(Records excerpted from a collection)
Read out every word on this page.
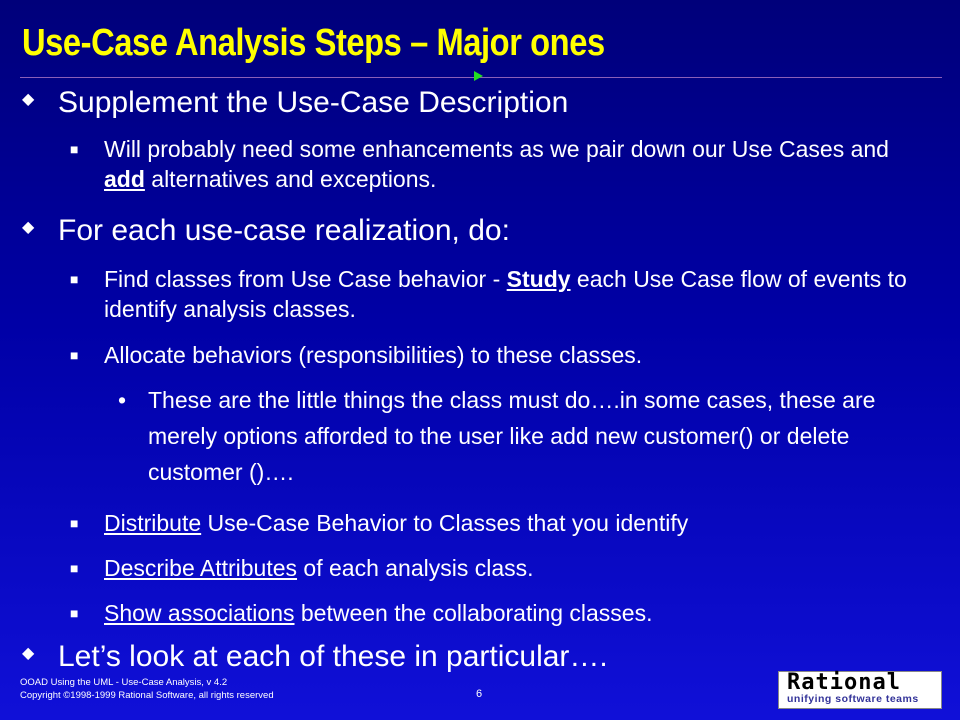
Use-Case Analysis Steps – Major ones
◆ Supplement the Use-Case Description
■ Will probably need some enhancements as we pair down our Use Cases and add alternatives and exceptions.
◆ For each use-case realization, do:
■ Find classes from Use Case behavior - Study each Use Case flow of events to identify analysis classes.
■ Allocate behaviors (responsibilities) to these classes.
• These are the little things the class must do….in some cases, these are merely options afforded to the user like add new customer() or delete customer ()….
■ Distribute Use-Case Behavior to Classes that you identify
■ Describe Attributes of each analysis class.
■ Show associations between the collaborating classes.
◆ Let’s look at each of these in particular….
OOAD Using the UML - Use-Case Analysis, v 4.2
Copyright ©1998-1999 Rational Software, all rights reserved	6	Rational
unifying software teams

**Objective:**
Reproduce each line holding the word "some".

**Finished task:**
■ Will probably need some enhancements as we pair down our Use Cases and add alternatives and exceptions.
• These are the little things the class must do….in some cases, these are merely options afforded to the user like add new customer() or delete customer ()….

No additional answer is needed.